* start *

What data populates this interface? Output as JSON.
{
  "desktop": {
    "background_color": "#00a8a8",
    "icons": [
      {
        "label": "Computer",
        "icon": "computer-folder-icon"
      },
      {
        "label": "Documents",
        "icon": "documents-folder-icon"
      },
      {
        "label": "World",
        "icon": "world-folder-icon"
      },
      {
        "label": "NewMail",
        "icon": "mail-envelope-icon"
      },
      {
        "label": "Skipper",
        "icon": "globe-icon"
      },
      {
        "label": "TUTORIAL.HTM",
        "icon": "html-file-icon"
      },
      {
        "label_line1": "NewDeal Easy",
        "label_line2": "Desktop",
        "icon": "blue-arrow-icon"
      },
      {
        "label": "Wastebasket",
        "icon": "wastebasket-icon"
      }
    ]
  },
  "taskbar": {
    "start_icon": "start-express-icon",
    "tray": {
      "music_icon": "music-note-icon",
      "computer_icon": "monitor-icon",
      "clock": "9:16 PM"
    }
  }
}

* end *

Repeat the material above in full, quoting it exactly.

- _Expected output_
What data populates this interface? Output as JSON.
{
  "desktop": {
    "background_color": "#00a8a8",
    "icons": [
      {
        "label": "Computer",
        "icon": "computer-folder-icon"
      },
      {
        "label": "Documents",
        "icon": "documents-folder-icon"
      },
      {
        "label": "World",
        "icon": "world-folder-icon"
      },
      {
        "label": "NewMail",
        "icon": "mail-envelope-icon"
      },
      {
        "label": "Skipper",
        "icon": "globe-icon"
      },
      {
        "label": "TUTORIAL.HTM",
        "icon": "html-file-icon"
      },
      {
        "label_line1": "NewDeal Easy",
        "label_line2": "Desktop",
        "icon": "blue-arrow-icon"
      },
      {
        "label": "Wastebasket",
        "icon": "wastebasket-icon"
      }
    ]
  },
  "taskbar": {
    "start_icon": "start-express-icon",
    "tray": {
      "music_icon": "music-note-icon",
      "computer_icon": "monitor-icon",
      "clock": "9:16 PM"
    }
  }
}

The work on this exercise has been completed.